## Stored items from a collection
● ● ●
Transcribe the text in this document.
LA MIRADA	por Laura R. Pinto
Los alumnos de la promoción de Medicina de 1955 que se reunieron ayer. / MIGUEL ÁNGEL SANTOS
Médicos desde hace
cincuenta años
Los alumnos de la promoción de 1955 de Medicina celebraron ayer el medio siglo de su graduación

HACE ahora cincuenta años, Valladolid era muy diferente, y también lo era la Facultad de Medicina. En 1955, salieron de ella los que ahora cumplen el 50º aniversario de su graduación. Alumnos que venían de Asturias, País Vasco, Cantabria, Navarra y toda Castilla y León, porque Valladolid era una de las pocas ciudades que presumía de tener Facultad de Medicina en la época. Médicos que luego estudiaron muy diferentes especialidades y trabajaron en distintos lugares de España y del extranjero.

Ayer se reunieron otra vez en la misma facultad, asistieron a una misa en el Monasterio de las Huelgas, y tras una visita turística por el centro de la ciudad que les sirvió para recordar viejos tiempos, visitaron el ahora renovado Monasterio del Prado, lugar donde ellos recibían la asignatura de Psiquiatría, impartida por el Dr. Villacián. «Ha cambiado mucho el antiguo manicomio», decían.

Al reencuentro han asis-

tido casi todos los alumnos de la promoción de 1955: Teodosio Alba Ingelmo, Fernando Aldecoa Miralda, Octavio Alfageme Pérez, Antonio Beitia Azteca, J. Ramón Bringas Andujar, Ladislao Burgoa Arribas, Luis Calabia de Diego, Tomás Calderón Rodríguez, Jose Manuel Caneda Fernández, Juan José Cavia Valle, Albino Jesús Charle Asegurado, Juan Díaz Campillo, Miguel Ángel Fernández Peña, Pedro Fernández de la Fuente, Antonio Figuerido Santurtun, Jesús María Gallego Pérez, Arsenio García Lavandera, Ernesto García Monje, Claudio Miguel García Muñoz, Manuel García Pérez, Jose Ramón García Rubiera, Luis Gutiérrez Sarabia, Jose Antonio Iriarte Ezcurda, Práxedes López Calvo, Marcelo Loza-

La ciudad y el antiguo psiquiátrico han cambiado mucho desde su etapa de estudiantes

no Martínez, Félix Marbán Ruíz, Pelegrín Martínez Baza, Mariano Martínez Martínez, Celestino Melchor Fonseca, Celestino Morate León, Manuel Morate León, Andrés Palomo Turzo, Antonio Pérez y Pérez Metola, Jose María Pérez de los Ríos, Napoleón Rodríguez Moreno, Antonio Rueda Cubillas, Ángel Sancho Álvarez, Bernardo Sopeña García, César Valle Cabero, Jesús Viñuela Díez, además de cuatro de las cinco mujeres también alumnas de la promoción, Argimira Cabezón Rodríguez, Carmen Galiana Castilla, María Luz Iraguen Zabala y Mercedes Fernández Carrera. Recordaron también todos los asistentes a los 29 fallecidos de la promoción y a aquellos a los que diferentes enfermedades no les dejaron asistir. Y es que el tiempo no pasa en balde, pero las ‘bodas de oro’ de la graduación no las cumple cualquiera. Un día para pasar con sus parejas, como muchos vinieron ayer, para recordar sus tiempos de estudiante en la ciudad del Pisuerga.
● ● ●
## Directive
Extract every line containing the string "Fernández" from the material.

## Correct result
tido casi todos los alumnos de la promoción de 1955: Teodosio Alba Ingelmo, Fernando Aldecoa Miralda, Octavio Alfageme Pérez, Antonio Beitia Azteca, J. Ramón Bringas Andujar, Ladislao Burgoa Arribas, Luis Calabia de Diego, Tomás Calderón Rodríguez, Jose Manuel Caneda Fernández, Juan José Cavia Valle, Albino Jesús Charle Asegurado, Juan Díaz Campillo, Miguel Ángel Fernández Peña, Pedro Fernández de la Fuente, Antonio Figuerido Santurtun, Jesús María Gallego Pérez, Arsenio García Lavandera, Ernesto García Monje, Claudio Miguel García Muñoz, Manuel García Pérez, Jose Ramón García Rubiera, Luis Gutiérrez Sarabia, Jose Antonio Iriarte Ezcurda, Práxedes López Calvo, Marcelo Loza-
no Martínez, Félix Marbán Ruíz, Pelegrín Martínez Baza, Mariano Martínez Martínez, Celestino Melchor Fonseca, Celestino Morate León, Manuel Morate León, Andrés Palomo Turzo, Antonio Pérez y Pérez Metola, Jose María Pérez de los Ríos, Napoleón Rodríguez Moreno, Antonio Rueda Cubillas, Ángel Sancho Álvarez, Bernardo Sopeña García, César Valle Cabero, Jesús Viñuela Díez, además de cuatro de las cinco mujeres también alumnas de la promoción, Argimira Cabezón Rodríguez, Carmen Galiana Castilla, María Luz Iraguen Zabala y Mercedes Fernández Carrera. Recordaron también todos los asistentes a los 29 fallecidos de la promoción y a aquellos a los que diferentes enfermedades no les dejaron asistir. Y es que el tiempo no pasa en balde, pero las ‘bodas de oro’ de la graduación no las cumple cualquiera. Un día para pasar con sus parejas, como muchos vinieron ayer, para recordar sus tiempos de estudiante en la ciudad del Pisuerga.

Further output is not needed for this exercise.